_Set exercise_:
From the entries below, pull out each line where "color" appears.

_Records for the task_:
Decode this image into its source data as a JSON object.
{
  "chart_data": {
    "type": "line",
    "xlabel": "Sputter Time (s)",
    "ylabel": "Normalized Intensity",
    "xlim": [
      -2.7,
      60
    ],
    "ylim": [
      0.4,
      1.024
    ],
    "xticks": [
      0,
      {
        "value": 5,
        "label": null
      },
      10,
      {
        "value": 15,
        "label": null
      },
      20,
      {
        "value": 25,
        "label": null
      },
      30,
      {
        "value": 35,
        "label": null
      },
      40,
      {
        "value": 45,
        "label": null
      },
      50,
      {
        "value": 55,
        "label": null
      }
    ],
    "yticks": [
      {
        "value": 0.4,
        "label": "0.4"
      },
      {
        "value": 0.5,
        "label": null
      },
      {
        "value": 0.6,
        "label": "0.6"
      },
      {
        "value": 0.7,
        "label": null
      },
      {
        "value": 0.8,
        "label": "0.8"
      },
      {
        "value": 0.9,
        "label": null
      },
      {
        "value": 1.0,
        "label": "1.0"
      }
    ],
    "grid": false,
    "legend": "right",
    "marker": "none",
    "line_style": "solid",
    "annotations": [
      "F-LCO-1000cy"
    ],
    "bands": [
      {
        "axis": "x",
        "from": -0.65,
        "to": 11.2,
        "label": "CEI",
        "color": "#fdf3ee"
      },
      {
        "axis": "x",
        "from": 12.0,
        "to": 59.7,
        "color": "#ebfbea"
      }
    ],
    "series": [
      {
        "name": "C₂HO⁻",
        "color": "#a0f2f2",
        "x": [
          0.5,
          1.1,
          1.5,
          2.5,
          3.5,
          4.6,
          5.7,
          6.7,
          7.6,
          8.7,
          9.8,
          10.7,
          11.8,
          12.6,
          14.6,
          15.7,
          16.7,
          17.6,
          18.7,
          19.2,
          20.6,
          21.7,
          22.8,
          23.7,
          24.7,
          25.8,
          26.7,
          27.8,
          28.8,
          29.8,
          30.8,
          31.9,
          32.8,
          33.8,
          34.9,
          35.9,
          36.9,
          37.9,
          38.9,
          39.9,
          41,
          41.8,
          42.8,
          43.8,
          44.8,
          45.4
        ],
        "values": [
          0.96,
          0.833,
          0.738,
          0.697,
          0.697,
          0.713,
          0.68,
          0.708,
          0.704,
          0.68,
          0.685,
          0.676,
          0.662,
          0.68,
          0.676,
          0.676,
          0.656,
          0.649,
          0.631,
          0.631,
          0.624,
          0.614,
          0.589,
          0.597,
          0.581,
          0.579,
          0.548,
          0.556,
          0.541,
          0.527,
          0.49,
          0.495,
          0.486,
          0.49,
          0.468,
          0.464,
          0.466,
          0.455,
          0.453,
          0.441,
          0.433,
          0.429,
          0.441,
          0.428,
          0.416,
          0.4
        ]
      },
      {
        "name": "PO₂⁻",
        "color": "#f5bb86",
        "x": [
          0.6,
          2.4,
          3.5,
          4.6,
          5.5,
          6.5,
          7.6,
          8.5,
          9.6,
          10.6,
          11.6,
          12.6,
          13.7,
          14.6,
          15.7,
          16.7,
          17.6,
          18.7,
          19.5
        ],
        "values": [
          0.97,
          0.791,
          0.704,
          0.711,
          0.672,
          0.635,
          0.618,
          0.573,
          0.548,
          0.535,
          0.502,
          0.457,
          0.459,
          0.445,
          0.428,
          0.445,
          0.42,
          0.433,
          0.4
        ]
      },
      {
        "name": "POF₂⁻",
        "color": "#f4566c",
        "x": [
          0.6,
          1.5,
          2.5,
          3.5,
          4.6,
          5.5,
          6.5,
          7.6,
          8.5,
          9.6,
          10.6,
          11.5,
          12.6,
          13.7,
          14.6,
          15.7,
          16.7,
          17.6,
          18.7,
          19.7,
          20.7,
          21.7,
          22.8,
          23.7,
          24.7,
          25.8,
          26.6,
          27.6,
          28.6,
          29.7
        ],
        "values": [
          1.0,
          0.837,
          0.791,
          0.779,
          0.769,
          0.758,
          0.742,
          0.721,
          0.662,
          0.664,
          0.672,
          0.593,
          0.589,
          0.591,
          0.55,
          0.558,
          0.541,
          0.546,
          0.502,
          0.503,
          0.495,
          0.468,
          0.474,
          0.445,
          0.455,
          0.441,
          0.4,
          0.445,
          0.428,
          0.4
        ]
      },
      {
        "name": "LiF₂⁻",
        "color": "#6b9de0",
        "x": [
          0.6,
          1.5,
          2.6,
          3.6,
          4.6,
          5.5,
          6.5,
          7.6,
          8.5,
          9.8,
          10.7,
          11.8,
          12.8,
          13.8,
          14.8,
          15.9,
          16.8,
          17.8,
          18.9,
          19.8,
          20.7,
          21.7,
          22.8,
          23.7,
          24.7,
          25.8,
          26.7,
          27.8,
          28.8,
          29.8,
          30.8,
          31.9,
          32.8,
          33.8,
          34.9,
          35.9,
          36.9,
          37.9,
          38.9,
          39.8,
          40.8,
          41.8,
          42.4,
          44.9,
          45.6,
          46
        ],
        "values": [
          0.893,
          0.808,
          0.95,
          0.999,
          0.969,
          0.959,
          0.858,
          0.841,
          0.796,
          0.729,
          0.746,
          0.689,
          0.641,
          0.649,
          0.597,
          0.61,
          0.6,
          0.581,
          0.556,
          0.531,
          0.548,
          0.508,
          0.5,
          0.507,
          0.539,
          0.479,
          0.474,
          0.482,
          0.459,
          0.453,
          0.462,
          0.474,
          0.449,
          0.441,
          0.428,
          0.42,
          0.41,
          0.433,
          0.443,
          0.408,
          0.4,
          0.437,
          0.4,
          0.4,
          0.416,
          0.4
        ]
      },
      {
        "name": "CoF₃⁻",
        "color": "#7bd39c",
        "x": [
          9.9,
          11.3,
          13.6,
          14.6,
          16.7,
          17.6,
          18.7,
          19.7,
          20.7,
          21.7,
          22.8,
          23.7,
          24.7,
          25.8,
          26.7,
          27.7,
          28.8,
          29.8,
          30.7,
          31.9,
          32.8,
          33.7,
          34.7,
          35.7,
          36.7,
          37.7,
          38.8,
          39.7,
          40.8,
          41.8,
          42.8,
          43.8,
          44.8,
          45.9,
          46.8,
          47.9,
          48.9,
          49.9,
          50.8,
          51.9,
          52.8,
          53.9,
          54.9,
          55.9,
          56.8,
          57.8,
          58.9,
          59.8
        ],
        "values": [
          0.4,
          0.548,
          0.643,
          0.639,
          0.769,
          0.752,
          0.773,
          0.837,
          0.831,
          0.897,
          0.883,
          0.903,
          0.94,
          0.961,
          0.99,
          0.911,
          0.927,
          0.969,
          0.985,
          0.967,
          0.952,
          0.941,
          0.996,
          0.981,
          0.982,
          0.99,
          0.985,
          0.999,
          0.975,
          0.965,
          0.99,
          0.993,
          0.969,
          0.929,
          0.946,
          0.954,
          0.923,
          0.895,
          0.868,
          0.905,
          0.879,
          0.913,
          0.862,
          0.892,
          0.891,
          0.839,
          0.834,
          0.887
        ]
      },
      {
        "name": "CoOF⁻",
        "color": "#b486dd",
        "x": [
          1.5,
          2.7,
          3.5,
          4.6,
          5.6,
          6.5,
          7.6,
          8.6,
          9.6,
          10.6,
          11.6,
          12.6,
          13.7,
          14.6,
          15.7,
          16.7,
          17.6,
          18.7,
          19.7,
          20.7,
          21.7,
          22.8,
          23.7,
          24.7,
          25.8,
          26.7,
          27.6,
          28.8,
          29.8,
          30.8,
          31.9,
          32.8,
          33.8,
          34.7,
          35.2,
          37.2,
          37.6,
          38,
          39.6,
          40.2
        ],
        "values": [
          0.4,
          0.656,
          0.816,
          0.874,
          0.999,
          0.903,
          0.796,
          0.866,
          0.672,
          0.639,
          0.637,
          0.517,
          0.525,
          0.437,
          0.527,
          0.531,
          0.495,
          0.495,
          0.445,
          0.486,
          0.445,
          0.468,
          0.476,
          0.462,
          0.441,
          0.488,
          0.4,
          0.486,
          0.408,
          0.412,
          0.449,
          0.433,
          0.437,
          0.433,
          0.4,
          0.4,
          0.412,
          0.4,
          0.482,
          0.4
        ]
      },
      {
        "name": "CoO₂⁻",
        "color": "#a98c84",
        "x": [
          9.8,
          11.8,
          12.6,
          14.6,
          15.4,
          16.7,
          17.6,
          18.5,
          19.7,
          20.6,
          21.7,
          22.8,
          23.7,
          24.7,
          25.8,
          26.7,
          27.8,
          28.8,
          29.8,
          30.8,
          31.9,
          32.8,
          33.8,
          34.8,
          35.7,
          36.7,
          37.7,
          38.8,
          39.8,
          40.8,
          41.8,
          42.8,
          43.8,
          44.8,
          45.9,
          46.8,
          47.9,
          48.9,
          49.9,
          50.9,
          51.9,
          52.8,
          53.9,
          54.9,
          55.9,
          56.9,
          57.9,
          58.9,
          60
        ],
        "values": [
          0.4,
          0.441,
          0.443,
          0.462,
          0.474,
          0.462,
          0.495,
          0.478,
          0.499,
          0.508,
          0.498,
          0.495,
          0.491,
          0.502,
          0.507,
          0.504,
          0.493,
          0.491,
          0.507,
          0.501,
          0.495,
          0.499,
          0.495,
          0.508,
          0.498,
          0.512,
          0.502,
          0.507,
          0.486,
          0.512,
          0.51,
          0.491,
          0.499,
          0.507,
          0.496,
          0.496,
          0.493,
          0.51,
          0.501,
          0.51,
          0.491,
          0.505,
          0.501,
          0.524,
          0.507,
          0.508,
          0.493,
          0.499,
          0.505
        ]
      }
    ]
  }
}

_Answer_:
        "color": "#fdf3ee"
        "color": "#ebfbea"
        "color": "#a0f2f2",
        "color": "#f5bb86",
        "color": "#f4566c",
        "color": "#6b9de0",
        "color": "#7bd39c",
        "color": "#b486dd",
        "color": "#a98c84",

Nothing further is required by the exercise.